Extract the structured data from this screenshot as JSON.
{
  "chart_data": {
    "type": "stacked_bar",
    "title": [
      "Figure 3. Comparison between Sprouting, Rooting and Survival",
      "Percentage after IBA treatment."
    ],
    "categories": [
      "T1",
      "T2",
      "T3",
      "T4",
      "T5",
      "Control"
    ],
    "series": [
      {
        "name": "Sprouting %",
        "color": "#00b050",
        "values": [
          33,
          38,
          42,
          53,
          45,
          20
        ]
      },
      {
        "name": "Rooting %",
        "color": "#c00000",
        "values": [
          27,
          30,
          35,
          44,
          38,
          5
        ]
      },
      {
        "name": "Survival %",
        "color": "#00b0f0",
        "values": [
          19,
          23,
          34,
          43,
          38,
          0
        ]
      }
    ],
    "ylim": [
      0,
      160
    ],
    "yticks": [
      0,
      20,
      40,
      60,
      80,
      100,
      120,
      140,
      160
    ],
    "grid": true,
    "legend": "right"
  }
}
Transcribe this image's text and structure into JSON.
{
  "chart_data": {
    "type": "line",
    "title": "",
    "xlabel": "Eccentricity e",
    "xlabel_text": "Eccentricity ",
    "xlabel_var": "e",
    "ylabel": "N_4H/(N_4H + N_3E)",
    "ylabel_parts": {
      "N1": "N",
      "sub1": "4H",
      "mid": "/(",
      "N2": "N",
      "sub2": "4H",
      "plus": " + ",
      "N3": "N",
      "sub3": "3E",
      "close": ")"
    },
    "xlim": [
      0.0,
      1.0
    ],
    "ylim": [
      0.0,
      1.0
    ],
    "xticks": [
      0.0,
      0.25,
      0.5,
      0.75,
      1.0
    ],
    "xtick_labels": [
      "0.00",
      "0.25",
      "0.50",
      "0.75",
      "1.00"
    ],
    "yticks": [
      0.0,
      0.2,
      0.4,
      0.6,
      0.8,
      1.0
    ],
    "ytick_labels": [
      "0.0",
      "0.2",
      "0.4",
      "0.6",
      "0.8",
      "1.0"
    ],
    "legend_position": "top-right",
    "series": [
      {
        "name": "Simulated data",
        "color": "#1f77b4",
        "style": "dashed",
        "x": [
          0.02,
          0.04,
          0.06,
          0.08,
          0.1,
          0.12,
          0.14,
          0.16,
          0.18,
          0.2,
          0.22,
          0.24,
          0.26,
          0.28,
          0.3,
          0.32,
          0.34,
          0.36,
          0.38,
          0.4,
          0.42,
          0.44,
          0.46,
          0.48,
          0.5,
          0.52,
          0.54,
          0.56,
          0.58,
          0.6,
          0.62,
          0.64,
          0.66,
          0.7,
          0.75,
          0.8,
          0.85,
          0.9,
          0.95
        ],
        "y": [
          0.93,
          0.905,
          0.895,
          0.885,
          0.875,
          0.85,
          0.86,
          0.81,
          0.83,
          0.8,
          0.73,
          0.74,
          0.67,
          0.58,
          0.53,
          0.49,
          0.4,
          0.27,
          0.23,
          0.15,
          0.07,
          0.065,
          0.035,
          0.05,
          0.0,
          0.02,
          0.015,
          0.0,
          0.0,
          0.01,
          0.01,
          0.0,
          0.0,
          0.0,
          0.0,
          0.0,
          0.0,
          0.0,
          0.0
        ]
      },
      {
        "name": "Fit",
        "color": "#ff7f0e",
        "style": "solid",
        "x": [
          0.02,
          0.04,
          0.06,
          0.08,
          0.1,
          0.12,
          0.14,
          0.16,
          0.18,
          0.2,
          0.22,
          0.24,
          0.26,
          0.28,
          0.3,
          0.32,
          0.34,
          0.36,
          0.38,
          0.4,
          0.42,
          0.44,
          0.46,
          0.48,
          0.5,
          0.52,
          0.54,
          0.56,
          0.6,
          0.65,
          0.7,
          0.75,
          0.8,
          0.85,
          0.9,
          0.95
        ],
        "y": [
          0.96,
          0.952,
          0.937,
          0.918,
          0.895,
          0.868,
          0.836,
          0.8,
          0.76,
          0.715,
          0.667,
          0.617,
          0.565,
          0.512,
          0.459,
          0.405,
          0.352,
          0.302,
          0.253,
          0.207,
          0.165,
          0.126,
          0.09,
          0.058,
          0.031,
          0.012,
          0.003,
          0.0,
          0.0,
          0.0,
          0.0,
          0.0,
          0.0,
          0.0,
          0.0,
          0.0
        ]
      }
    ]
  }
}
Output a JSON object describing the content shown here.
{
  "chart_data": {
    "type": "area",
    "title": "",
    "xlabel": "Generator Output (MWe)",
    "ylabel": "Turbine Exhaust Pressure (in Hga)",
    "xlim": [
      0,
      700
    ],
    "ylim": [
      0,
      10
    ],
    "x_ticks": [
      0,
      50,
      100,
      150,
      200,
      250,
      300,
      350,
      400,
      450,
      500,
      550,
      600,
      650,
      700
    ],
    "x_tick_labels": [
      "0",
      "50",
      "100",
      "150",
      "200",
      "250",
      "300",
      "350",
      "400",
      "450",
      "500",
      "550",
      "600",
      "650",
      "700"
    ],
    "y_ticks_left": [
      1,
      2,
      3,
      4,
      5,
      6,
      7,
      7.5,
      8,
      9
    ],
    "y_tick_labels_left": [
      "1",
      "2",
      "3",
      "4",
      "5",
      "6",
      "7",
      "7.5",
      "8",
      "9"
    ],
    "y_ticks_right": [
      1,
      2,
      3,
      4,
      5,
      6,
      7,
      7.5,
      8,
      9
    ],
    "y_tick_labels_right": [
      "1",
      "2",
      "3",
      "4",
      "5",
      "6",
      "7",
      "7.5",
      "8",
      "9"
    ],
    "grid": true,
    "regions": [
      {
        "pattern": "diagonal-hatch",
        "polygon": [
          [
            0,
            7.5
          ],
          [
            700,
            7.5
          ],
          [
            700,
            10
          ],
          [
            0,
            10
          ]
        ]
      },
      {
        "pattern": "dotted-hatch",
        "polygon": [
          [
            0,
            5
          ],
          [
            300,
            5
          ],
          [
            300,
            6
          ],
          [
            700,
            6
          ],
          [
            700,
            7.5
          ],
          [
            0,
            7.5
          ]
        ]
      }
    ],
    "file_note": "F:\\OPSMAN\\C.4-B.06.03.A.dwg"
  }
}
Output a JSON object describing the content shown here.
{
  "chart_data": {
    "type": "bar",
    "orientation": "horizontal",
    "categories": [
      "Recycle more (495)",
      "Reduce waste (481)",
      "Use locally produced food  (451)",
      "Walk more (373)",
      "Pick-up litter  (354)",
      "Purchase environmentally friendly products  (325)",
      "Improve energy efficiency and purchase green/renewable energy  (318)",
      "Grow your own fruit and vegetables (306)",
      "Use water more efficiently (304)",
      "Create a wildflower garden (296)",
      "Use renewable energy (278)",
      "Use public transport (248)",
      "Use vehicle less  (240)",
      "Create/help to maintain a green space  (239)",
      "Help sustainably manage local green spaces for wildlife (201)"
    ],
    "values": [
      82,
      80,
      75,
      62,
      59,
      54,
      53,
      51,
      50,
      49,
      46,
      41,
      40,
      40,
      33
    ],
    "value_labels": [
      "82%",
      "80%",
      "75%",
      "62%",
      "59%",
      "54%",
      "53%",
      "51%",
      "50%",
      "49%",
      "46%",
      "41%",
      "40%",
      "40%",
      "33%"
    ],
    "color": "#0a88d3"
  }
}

**What the exercise asks:** Go through the material above and count the lines that contain "energy"; answer with the number alone.

**Answer:** 2